DATA RECORDS:
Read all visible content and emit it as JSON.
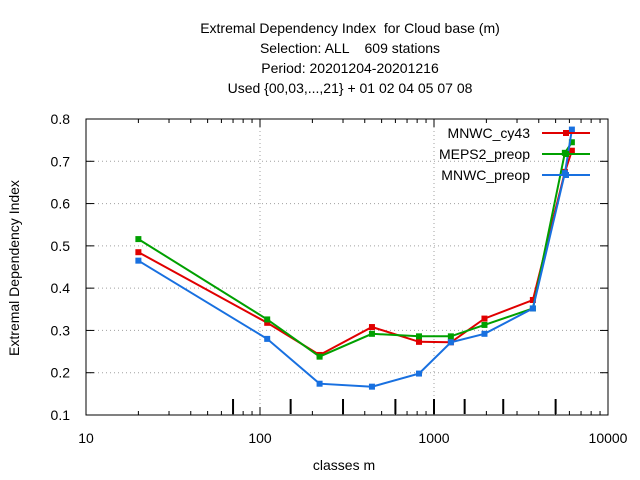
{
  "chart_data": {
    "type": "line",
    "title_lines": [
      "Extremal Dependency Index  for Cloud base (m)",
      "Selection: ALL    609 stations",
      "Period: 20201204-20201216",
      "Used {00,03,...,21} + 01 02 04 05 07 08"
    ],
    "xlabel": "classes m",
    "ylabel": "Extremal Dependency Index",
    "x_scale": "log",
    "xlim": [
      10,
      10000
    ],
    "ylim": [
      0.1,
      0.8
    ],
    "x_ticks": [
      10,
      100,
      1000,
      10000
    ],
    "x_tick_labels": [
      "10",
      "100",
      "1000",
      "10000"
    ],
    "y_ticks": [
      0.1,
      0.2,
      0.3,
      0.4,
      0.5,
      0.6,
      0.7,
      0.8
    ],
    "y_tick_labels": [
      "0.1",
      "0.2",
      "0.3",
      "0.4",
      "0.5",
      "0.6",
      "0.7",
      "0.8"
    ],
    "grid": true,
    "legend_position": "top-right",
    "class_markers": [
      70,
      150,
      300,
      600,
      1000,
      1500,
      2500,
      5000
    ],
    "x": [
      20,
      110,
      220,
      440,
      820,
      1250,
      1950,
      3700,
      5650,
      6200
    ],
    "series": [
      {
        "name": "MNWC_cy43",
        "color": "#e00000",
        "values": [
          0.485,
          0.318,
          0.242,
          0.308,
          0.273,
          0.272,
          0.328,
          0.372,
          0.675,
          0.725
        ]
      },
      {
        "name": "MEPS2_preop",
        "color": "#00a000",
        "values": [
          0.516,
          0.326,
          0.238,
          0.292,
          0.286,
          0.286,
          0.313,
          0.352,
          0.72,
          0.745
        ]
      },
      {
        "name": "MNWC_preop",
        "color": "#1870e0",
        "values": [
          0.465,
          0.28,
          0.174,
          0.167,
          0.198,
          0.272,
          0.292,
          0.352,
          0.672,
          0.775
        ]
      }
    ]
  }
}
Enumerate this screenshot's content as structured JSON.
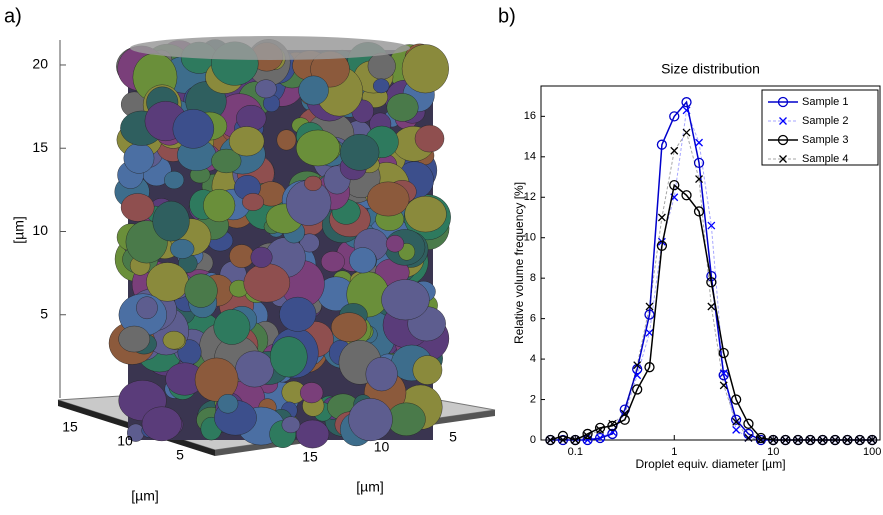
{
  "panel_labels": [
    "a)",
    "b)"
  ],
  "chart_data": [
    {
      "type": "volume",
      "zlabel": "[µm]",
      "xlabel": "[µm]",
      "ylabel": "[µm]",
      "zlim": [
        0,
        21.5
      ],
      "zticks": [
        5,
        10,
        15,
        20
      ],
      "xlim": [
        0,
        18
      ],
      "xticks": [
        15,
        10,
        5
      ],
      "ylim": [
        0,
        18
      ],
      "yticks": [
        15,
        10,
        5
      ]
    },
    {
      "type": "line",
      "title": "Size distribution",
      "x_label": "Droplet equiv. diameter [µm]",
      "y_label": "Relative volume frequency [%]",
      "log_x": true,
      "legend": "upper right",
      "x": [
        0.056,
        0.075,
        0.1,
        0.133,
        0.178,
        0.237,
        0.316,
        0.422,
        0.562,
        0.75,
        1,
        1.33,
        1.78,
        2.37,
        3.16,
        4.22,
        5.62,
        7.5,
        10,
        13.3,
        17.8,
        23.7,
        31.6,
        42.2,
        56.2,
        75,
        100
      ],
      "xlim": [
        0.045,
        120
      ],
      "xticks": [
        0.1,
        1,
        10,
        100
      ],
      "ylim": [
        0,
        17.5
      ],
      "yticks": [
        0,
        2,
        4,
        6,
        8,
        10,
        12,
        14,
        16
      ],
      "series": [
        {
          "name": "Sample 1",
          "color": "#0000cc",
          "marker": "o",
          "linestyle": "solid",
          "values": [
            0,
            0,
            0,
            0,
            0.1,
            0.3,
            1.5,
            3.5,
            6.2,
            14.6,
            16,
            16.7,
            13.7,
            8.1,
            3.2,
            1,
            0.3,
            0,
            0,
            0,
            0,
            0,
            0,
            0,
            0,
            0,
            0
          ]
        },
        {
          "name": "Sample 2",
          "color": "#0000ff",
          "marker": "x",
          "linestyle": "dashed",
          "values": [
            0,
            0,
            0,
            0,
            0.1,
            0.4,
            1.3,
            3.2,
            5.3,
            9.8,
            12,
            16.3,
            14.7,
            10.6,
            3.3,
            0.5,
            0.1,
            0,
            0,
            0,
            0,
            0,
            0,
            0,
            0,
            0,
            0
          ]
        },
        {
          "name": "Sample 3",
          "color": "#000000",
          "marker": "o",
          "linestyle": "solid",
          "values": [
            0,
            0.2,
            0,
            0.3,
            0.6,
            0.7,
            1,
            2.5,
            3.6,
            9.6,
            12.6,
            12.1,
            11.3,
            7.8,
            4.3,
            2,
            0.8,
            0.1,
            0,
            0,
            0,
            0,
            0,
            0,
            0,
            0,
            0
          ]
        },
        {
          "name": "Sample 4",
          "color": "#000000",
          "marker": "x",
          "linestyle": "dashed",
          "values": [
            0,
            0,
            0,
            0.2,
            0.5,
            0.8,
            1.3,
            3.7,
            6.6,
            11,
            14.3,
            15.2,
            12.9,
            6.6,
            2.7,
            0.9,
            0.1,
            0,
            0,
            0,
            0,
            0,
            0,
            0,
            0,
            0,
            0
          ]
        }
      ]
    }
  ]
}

GIVEN REQUEST: All lines holding the word "ylabel" should be picked out and copied.

EXPECTED ANSWER:
    "ylabel": "Extremal Dependency Index",
      "ylabel": "[µm]",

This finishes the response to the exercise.